Would you transcribe the listing that follows, character for character, and omit its images?

= EXTRACTED ENTRIES =
>>>>>

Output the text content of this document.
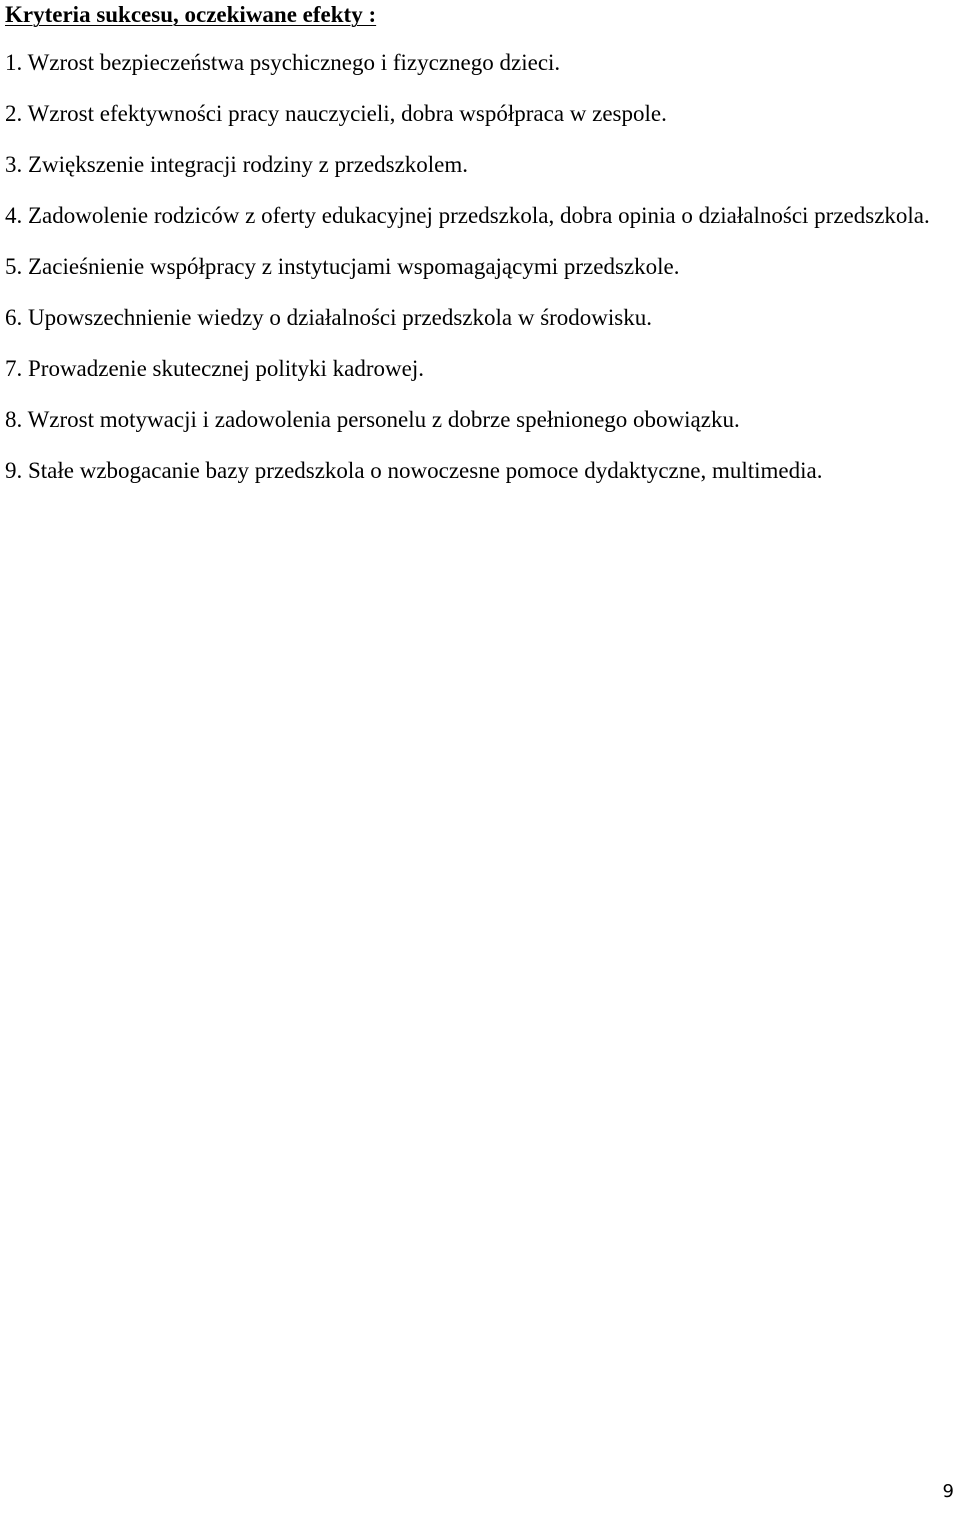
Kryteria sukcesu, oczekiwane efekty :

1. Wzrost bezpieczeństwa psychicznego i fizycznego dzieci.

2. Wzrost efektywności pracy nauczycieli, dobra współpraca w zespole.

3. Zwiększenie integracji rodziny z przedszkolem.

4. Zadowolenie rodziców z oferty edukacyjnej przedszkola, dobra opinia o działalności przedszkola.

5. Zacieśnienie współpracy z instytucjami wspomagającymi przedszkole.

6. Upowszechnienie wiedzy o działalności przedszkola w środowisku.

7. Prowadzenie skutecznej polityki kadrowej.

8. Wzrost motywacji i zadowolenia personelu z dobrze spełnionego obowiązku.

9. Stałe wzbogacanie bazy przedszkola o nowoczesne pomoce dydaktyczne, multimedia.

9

<<<<<

= OUTPUT FOR THIS TASK =
Output the text content of this document.
Kryteria sukcesu, oczekiwane efekty :

1. Wzrost bezpieczeństwa psychicznego i fizycznego dzieci.

2. Wzrost efektywności pracy nauczycieli, dobra współpraca w zespole.

3. Zwiększenie integracji rodziny z przedszkolem.

4. Zadowolenie rodziców z oferty edukacyjnej przedszkola, dobra opinia o działalności przedszkola.

5. Zacieśnienie współpracy z instytucjami wspomagającymi przedszkole.

6. Upowszechnienie wiedzy o działalności przedszkola w środowisku.

7. Prowadzenie skutecznej polityki kadrowej.

8. Wzrost motywacji i zadowolenia personelu z dobrze spełnionego obowiązku.

9. Stałe wzbogacanie bazy przedszkola o nowoczesne pomoce dydaktyczne, multimedia.

9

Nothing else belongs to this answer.